▶ _Written problem_: Could every line of the data be printed exactly as it reads?

===============

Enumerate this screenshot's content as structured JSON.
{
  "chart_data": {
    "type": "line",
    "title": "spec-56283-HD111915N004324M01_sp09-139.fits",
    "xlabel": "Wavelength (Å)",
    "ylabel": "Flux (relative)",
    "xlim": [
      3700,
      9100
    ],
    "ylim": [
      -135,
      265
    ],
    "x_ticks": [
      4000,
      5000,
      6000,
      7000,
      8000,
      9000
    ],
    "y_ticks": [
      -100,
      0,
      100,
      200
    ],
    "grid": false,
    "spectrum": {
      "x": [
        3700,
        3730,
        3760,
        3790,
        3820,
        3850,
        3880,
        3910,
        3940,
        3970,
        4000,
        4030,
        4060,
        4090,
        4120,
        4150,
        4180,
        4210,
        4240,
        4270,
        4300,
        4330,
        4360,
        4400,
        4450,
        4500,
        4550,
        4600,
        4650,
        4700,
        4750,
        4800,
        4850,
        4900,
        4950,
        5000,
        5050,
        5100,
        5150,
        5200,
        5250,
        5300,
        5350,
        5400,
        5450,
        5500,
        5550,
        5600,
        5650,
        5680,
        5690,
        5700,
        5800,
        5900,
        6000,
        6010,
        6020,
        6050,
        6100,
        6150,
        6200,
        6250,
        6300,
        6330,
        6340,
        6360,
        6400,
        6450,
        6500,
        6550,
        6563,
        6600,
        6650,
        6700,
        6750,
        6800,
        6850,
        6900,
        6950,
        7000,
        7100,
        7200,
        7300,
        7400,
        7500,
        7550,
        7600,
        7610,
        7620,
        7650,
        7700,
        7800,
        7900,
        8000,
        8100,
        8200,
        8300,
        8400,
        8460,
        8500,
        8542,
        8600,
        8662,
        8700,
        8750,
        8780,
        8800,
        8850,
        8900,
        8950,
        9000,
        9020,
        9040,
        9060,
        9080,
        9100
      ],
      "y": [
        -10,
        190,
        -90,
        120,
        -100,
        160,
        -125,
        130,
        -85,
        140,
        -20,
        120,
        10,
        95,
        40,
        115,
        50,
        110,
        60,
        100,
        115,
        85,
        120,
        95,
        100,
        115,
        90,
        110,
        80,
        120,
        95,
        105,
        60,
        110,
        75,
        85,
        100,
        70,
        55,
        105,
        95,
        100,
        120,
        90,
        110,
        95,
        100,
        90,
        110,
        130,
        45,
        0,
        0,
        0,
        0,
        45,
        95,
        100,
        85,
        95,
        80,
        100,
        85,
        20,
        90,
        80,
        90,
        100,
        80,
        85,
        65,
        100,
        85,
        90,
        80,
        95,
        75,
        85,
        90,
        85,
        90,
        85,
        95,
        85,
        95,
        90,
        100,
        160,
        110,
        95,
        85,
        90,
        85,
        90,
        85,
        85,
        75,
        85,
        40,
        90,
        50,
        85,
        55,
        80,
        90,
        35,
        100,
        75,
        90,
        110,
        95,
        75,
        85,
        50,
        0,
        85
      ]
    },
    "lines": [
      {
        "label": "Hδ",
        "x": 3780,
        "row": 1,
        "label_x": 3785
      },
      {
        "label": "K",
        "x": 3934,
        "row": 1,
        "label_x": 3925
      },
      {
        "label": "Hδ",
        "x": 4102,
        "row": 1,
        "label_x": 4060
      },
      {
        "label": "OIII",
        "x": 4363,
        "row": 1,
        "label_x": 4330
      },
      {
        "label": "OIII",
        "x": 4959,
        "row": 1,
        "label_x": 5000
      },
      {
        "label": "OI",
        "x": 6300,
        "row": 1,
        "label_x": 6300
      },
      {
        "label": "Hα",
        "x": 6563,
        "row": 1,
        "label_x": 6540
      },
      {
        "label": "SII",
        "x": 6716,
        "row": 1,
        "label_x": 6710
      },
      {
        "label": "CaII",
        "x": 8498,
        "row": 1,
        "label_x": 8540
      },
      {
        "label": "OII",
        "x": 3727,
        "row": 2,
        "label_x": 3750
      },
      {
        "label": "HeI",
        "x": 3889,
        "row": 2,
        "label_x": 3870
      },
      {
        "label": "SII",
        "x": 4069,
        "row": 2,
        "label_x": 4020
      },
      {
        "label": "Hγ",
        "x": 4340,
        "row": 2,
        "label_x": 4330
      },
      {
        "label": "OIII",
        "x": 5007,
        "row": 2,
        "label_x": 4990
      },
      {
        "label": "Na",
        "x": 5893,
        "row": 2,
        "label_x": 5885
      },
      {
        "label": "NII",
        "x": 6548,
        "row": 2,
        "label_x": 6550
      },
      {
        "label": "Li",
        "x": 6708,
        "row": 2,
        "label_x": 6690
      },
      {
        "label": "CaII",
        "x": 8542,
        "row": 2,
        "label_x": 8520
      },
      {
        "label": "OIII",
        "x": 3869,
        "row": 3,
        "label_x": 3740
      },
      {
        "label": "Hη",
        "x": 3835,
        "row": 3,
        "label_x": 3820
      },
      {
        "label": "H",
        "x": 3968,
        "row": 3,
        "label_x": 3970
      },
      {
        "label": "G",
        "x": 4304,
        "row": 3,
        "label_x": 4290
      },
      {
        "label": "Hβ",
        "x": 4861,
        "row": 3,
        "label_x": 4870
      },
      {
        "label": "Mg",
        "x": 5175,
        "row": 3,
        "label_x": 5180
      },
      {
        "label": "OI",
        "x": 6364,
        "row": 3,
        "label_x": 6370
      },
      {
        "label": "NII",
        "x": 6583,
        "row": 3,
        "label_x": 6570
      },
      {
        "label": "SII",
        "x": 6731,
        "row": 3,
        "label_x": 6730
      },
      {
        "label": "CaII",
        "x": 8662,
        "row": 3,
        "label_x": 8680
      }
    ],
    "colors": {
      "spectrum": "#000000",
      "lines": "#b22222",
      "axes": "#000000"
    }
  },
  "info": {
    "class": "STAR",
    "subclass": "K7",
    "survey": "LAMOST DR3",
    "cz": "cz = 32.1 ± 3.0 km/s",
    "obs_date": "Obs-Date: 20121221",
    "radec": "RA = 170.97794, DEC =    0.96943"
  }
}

===============

▶ _Solution to this problem_:
Enumerate this screenshot's content as structured JSON.
{
  "chart_data": {
    "type": "line",
    "title": "spec-56283-HD111915N004324M01_sp09-139.fits",
    "xlabel": "Wavelength (Å)",
    "ylabel": "Flux (relative)",
    "xlim": [
      3700,
      9100
    ],
    "ylim": [
      -135,
      265
    ],
    "x_ticks": [
      4000,
      5000,
      6000,
      7000,
      8000,
      9000
    ],
    "y_ticks": [
      -100,
      0,
      100,
      200
    ],
    "grid": false,
    "spectrum": {
      "x": [
        3700,
        3730,
        3760,
        3790,
        3820,
        3850,
        3880,
        3910,
        3940,
        3970,
        4000,
        4030,
        4060,
        4090,
        4120,
        4150,
        4180,
        4210,
        4240,
        4270,
        4300,
        4330,
        4360,
        4400,
        4450,
        4500,
        4550,
        4600,
        4650,
        4700,
        4750,
        4800,
        4850,
        4900,
        4950,
        5000,
        5050,
        5100,
        5150,
        5200,
        5250,
        5300,
        5350,
        5400,
        5450,
        5500,
        5550,
        5600,
        5650,
        5680,
        5690,
        5700,
        5800,
        5900,
        6000,
        6010,
        6020,
        6050,
        6100,
        6150,
        6200,
        6250,
        6300,
        6330,
        6340,
        6360,
        6400,
        6450,
        6500,
        6550,
        6563,
        6600,
        6650,
        6700,
        6750,
        6800,
        6850,
        6900,
        6950,
        7000,
        7100,
        7200,
        7300,
        7400,
        7500,
        7550,
        7600,
        7610,
        7620,
        7650,
        7700,
        7800,
        7900,
        8000,
        8100,
        8200,
        8300,
        8400,
        8460,
        8500,
        8542,
        8600,
        8662,
        8700,
        8750,
        8780,
        8800,
        8850,
        8900,
        8950,
        9000,
        9020,
        9040,
        9060,
        9080,
        9100
      ],
      "y": [
        -10,
        190,
        -90,
        120,
        -100,
        160,
        -125,
        130,
        -85,
        140,
        -20,
        120,
        10,
        95,
        40,
        115,
        50,
        110,
        60,
        100,
        115,
        85,
        120,
        95,
        100,
        115,
        90,
        110,
        80,
        120,
        95,
        105,
        60,
        110,
        75,
        85,
        100,
        70,
        55,
        105,
        95,
        100,
        120,
        90,
        110,
        95,
        100,
        90,
        110,
        130,
        45,
        0,
        0,
        0,
        0,
        45,
        95,
        100,
        85,
        95,
        80,
        100,
        85,
        20,
        90,
        80,
        90,
        100,
        80,
        85,
        65,
        100,
        85,
        90,
        80,
        95,
        75,
        85,
        90,
        85,
        90,
        85,
        95,
        85,
        95,
        90,
        100,
        160,
        110,
        95,
        85,
        90,
        85,
        90,
        85,
        85,
        75,
        85,
        40,
        90,
        50,
        85,
        55,
        80,
        90,
        35,
        100,
        75,
        90,
        110,
        95,
        75,
        85,
        50,
        0,
        85
      ]
    },
    "lines": [
      {
        "label": "Hδ",
        "x": 3780,
        "row": 1,
        "label_x": 3785
      },
      {
        "label": "K",
        "x": 3934,
        "row": 1,
        "label_x": 3925
      },
      {
        "label": "Hδ",
        "x": 4102,
        "row": 1,
        "label_x": 4060
      },
      {
        "label": "OIII",
        "x": 4363,
        "row": 1,
        "label_x": 4330
      },
      {
        "label": "OIII",
        "x": 4959,
        "row": 1,
        "label_x": 5000
      },
      {
        "label": "OI",
        "x": 6300,
        "row": 1,
        "label_x": 6300
      },
      {
        "label": "Hα",
        "x": 6563,
        "row": 1,
        "label_x": 6540
      },
      {
        "label": "SII",
        "x": 6716,
        "row": 1,
        "label_x": 6710
      },
      {
        "label": "CaII",
        "x": 8498,
        "row": 1,
        "label_x": 8540
      },
      {
        "label": "OII",
        "x": 3727,
        "row": 2,
        "label_x": 3750
      },
      {
        "label": "HeI",
        "x": 3889,
        "row": 2,
        "label_x": 3870
      },
      {
        "label": "SII",
        "x": 4069,
        "row": 2,
        "label_x": 4020
      },
      {
        "label": "Hγ",
        "x": 4340,
        "row": 2,
        "label_x": 4330
      },
      {
        "label": "OIII",
        "x": 5007,
        "row": 2,
        "label_x": 4990
      },
      {
        "label": "Na",
        "x": 5893,
        "row": 2,
        "label_x": 5885
      },
      {
        "label": "NII",
        "x": 6548,
        "row": 2,
        "label_x": 6550
      },
      {
        "label": "Li",
        "x": 6708,
        "row": 2,
        "label_x": 6690
      },
      {
        "label": "CaII",
        "x": 8542,
        "row": 2,
        "label_x": 8520
      },
      {
        "label": "OIII",
        "x": 3869,
        "row": 3,
        "label_x": 3740
      },
      {
        "label": "Hη",
        "x": 3835,
        "row": 3,
        "label_x": 3820
      },
      {
        "label": "H",
        "x": 3968,
        "row": 3,
        "label_x": 3970
      },
      {
        "label": "G",
        "x": 4304,
        "row": 3,
        "label_x": 4290
      },
      {
        "label": "Hβ",
        "x": 4861,
        "row": 3,
        "label_x": 4870
      },
      {
        "label": "Mg",
        "x": 5175,
        "row": 3,
        "label_x": 5180
      },
      {
        "label": "OI",
        "x": 6364,
        "row": 3,
        "label_x": 6370
      },
      {
        "label": "NII",
        "x": 6583,
        "row": 3,
        "label_x": 6570
      },
      {
        "label": "SII",
        "x": 6731,
        "row": 3,
        "label_x": 6730
      },
      {
        "label": "CaII",
        "x": 8662,
        "row": 3,
        "label_x": 8680
      }
    ],
    "colors": {
      "spectrum": "#000000",
      "lines": "#b22222",
      "axes": "#000000"
    }
  },
  "info": {
    "class": "STAR",
    "subclass": "K7",
    "survey": "LAMOST DR3",
    "cz": "cz = 32.1 ± 3.0 km/s",
    "obs_date": "Obs-Date: 20121221",
    "radec": "RA = 170.97794, DEC =    0.96943"
  }
}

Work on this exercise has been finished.